§ TO BE DONE:
Output all of the entries below precisely as written.

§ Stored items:

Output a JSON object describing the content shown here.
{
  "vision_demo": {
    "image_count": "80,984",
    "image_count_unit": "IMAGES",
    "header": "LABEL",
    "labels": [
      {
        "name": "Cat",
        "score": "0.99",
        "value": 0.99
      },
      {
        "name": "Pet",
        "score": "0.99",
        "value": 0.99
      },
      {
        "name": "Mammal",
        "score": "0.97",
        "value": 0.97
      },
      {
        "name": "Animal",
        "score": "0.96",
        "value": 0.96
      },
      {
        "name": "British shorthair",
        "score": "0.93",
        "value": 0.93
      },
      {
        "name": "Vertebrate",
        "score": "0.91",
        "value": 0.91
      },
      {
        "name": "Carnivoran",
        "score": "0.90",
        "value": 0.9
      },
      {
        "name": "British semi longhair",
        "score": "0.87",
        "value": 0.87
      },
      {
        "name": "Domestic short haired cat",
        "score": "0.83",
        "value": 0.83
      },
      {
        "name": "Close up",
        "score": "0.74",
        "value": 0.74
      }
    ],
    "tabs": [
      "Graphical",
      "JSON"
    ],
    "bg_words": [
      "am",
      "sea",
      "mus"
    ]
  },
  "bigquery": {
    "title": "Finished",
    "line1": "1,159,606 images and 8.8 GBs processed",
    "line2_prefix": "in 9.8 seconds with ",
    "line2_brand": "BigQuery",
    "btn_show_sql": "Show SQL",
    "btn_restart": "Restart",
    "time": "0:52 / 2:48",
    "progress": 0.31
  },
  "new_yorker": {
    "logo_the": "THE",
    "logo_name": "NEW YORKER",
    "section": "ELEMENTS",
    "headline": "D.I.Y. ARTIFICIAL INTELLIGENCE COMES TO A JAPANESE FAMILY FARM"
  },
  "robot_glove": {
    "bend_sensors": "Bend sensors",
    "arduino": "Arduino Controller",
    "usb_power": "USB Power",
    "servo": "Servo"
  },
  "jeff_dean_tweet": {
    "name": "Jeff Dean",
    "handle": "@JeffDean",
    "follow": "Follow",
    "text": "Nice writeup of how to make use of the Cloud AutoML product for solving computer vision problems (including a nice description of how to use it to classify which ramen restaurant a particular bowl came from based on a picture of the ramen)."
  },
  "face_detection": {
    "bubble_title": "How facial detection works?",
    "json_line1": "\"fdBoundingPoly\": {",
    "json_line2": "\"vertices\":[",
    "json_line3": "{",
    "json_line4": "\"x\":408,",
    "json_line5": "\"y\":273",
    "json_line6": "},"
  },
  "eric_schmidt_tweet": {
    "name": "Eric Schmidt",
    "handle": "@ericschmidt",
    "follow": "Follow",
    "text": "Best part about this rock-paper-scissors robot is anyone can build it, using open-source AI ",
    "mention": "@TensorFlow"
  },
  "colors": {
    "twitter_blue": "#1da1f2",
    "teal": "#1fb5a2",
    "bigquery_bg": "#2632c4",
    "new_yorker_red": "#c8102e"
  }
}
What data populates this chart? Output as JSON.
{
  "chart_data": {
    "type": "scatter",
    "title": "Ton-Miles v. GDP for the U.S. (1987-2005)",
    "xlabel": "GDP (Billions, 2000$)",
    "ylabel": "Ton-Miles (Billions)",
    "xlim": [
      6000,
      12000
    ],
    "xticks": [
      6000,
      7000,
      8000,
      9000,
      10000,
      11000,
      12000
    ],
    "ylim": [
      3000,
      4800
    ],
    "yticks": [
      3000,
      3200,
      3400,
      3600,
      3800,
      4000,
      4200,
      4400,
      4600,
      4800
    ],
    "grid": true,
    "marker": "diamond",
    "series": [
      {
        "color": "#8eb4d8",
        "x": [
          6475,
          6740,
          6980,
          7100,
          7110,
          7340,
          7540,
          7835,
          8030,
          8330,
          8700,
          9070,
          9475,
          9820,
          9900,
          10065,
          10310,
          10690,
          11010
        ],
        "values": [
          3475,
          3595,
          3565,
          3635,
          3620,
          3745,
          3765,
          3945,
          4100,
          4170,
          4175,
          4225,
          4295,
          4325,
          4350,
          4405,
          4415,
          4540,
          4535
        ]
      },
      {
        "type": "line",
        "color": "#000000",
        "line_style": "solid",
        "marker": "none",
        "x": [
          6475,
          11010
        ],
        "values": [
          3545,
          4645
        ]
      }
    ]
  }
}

§ TASK RESULT:
Output a JSON object describing the content shown here.
{
  "vision_demo": {
    "image_count": "80,984",
    "image_count_unit": "IMAGES",
    "header": "LABEL",
    "labels": [
      {
        "name": "Cat",
        "score": "0.99",
        "value": 0.99
      },
      {
        "name": "Pet",
        "score": "0.99",
        "value": 0.99
      },
      {
        "name": "Mammal",
        "score": "0.97",
        "value": 0.97
      },
      {
        "name": "Animal",
        "score": "0.96",
        "value": 0.96
      },
      {
        "name": "British shorthair",
        "score": "0.93",
        "value": 0.93
      },
      {
        "name": "Vertebrate",
        "score": "0.91",
        "value": 0.91
      },
      {
        "name": "Carnivoran",
        "score": "0.90",
        "value": 0.9
      },
      {
        "name": "British semi longhair",
        "score": "0.87",
        "value": 0.87
      },
      {
        "name": "Domestic short haired cat",
        "score": "0.83",
        "value": 0.83
      },
      {
        "name": "Close up",
        "score": "0.74",
        "value": 0.74
      }
    ],
    "tabs": [
      "Graphical",
      "JSON"
    ],
    "bg_words": [
      "am",
      "sea",
      "mus"
    ]
  },
  "bigquery": {
    "title": "Finished",
    "line1": "1,159,606 images and 8.8 GBs processed",
    "line2_prefix": "in 9.8 seconds with ",
    "line2_brand": "BigQuery",
    "btn_show_sql": "Show SQL",
    "btn_restart": "Restart",
    "time": "0:52 / 2:48",
    "progress": 0.31
  },
  "new_yorker": {
    "logo_the": "THE",
    "logo_name": "NEW YORKER",
    "section": "ELEMENTS",
    "headline": "D.I.Y. ARTIFICIAL INTELLIGENCE COMES TO A JAPANESE FAMILY FARM"
  },
  "robot_glove": {
    "bend_sensors": "Bend sensors",
    "arduino": "Arduino Controller",
    "usb_power": "USB Power",
    "servo": "Servo"
  },
  "jeff_dean_tweet": {
    "name": "Jeff Dean",
    "handle": "@JeffDean",
    "follow": "Follow",
    "text": "Nice writeup of how to make use of the Cloud AutoML product for solving computer vision problems (including a nice description of how to use it to classify which ramen restaurant a particular bowl came from based on a picture of the ramen)."
  },
  "face_detection": {
    "bubble_title": "How facial detection works?",
    "json_line1": "\"fdBoundingPoly\": {",
    "json_line2": "\"vertices\":[",
    "json_line3": "{",
    "json_line4": "\"x\":408,",
    "json_line5": "\"y\":273",
    "json_line6": "},"
  },
  "eric_schmidt_tweet": {
    "name": "Eric Schmidt",
    "handle": "@ericschmidt",
    "follow": "Follow",
    "text": "Best part about this rock-paper-scissors robot is anyone can build it, using open-source AI ",
    "mention": "@TensorFlow"
  },
  "colors": {
    "twitter_blue": "#1da1f2",
    "teal": "#1fb5a2",
    "bigquery_bg": "#2632c4",
    "new_yorker_red": "#c8102e"
  }
}
What data populates this chart? Output as JSON.
{
  "chart_data": {
    "type": "scatter",
    "title": "Ton-Miles v. GDP for the U.S. (1987-2005)",
    "xlabel": "GDP (Billions, 2000$)",
    "ylabel": "Ton-Miles (Billions)",
    "xlim": [
      6000,
      12000
    ],
    "xticks": [
      6000,
      7000,
      8000,
      9000,
      10000,
      11000,
      12000
    ],
    "ylim": [
      3000,
      4800
    ],
    "yticks": [
      3000,
      3200,
      3400,
      3600,
      3800,
      4000,
      4200,
      4400,
      4600,
      4800
    ],
    "grid": true,
    "marker": "diamond",
    "series": [
      {
        "color": "#8eb4d8",
        "x": [
          6475,
          6740,
          6980,
          7100,
          7110,
          7340,
          7540,
          7835,
          8030,
          8330,
          8700,
          9070,
          9475,
          9820,
          9900,
          10065,
          10310,
          10690,
          11010
        ],
        "values": [
          3475,
          3595,
          3565,
          3635,
          3620,
          3745,
          3765,
          3945,
          4100,
          4170,
          4175,
          4225,
          4295,
          4325,
          4350,
          4405,
          4415,
          4540,
          4535
        ]
      },
      {
        "type": "line",
        "color": "#000000",
        "line_style": "solid",
        "marker": "none",
        "x": [
          6475,
          11010
        ],
        "values": [
          3545,
          4645
        ]
      }
    ]
  }
}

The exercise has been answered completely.